**Short exercise**
Pick out every line in the data below that holds "island".

**The records**

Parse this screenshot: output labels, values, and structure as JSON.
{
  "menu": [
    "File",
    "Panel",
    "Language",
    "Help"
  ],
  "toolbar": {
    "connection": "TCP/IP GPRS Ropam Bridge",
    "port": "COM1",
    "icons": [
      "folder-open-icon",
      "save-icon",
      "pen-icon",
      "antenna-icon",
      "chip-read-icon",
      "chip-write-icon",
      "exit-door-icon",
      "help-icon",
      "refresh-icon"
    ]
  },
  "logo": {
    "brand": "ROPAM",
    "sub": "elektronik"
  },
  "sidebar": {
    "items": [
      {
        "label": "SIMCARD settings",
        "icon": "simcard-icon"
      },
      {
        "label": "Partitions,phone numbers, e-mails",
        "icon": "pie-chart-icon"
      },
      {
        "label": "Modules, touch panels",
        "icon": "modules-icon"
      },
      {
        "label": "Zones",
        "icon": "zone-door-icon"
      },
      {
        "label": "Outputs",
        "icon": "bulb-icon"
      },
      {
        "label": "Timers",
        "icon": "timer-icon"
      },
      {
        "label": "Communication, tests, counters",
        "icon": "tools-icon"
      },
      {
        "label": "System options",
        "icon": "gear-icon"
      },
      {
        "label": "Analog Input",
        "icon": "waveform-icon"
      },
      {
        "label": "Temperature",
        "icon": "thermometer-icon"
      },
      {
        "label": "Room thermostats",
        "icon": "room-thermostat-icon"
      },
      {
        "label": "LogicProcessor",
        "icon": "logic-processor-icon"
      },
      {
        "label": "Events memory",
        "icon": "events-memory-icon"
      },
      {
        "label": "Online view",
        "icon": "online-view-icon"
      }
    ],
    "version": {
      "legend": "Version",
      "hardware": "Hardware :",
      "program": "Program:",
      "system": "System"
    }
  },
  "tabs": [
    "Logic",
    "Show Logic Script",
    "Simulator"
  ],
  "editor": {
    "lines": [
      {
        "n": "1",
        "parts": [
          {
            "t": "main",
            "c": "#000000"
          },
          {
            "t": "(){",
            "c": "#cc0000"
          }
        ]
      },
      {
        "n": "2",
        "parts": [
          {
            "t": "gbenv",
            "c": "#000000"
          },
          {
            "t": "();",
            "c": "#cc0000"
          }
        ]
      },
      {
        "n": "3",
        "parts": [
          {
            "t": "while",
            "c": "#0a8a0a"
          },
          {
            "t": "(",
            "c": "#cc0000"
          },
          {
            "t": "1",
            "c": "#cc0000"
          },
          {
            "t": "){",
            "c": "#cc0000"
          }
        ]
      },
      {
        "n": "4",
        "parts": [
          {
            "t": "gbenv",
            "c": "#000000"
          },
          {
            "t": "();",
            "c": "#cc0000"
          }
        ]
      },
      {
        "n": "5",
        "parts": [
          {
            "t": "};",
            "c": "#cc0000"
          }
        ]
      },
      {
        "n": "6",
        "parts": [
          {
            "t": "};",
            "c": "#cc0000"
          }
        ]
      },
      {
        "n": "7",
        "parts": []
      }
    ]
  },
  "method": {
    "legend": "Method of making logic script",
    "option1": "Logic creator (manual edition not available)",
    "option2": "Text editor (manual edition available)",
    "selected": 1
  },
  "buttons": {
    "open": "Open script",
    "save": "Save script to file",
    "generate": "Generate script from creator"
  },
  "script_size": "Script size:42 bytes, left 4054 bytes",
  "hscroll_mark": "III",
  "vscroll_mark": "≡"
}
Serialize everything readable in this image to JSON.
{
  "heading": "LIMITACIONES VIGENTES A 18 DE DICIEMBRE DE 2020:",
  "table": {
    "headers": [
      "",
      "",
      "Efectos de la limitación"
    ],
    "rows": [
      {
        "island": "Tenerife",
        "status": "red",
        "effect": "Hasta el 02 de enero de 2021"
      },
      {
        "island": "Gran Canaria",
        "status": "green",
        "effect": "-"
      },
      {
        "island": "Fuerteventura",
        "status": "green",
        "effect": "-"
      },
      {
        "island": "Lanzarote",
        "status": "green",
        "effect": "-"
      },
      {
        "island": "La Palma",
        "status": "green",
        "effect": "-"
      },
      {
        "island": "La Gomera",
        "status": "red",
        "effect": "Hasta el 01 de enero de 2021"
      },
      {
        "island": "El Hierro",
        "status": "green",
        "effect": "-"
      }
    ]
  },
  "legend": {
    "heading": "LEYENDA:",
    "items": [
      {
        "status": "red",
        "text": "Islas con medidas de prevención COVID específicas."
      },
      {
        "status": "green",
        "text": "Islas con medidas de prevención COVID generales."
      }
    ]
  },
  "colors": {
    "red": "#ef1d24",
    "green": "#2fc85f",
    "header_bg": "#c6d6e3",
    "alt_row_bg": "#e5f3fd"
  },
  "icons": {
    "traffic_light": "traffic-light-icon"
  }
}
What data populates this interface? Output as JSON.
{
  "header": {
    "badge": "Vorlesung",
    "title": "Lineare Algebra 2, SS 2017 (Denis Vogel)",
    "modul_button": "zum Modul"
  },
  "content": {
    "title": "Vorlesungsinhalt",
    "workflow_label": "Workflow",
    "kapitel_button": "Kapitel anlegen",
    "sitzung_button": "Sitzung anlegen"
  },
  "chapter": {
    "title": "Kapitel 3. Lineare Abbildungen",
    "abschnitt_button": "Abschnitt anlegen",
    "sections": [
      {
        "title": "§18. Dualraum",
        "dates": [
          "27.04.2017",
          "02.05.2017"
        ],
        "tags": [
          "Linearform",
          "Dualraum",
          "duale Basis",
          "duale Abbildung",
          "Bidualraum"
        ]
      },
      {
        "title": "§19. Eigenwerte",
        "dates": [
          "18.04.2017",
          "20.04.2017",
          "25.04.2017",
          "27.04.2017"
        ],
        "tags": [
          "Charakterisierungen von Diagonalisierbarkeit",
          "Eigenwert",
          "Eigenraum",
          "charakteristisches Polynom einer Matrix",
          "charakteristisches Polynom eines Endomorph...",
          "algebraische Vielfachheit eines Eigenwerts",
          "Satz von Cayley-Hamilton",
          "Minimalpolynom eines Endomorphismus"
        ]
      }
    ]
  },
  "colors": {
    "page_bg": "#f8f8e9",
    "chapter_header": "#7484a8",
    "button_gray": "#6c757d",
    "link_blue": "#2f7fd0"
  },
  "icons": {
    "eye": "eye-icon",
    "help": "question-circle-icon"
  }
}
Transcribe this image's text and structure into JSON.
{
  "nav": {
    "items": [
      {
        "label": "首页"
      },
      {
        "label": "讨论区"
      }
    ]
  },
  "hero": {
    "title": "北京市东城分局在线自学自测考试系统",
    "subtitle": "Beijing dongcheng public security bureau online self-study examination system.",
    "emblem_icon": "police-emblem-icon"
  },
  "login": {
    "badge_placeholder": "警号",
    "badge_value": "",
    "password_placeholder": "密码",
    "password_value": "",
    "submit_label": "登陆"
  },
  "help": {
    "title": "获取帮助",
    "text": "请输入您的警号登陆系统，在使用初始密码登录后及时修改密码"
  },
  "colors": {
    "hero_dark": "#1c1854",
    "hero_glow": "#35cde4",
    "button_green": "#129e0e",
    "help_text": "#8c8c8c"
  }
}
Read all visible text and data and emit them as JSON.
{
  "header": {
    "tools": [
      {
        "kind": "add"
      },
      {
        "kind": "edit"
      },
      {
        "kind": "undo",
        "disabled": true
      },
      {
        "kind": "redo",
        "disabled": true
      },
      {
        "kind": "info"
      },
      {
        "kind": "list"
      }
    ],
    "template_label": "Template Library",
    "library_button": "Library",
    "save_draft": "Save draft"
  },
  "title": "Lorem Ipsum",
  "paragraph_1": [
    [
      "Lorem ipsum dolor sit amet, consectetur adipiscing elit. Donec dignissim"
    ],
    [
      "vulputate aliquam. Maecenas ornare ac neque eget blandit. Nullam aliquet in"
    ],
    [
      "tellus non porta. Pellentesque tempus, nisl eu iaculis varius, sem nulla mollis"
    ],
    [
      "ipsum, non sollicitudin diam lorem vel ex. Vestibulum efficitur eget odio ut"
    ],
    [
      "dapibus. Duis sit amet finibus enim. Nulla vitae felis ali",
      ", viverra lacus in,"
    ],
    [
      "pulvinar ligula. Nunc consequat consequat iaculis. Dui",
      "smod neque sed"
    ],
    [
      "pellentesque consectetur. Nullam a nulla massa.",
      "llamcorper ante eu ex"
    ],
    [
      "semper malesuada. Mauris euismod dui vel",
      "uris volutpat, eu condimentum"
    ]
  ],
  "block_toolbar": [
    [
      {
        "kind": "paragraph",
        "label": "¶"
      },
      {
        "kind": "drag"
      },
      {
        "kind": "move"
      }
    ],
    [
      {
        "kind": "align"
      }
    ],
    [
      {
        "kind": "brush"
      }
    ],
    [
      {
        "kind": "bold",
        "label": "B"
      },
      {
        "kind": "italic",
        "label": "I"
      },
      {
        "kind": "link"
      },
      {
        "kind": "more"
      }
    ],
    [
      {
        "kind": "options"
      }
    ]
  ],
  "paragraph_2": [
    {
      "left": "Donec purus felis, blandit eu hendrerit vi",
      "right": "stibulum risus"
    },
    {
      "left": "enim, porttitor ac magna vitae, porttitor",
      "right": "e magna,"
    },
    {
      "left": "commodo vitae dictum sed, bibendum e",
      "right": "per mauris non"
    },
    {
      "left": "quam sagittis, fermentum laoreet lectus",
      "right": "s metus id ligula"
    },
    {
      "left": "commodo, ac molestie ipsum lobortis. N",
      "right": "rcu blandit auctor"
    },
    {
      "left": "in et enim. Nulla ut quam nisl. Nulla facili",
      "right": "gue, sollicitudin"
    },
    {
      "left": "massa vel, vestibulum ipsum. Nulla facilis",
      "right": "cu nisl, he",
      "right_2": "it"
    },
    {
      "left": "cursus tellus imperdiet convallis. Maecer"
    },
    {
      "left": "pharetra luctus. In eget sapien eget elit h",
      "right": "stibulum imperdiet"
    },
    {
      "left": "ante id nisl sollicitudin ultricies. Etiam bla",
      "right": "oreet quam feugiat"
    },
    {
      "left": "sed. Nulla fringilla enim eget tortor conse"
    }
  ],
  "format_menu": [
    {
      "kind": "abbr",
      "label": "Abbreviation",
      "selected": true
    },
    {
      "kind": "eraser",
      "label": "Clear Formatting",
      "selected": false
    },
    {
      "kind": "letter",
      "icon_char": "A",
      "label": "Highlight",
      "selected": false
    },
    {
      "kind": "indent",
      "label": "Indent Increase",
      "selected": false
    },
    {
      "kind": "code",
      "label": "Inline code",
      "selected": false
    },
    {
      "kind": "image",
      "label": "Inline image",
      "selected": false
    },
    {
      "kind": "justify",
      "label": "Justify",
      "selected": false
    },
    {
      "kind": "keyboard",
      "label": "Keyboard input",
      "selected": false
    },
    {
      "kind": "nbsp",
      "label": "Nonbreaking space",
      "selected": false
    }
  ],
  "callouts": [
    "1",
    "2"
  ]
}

**The response**
        "island": "Tenerife",
        "island": "Gran Canaria",
        "island": "Fuerteventura",
        "island": "Lanzarote",
        "island": "La Palma",
        "island": "La Gomera",
        "island": "El Hierro",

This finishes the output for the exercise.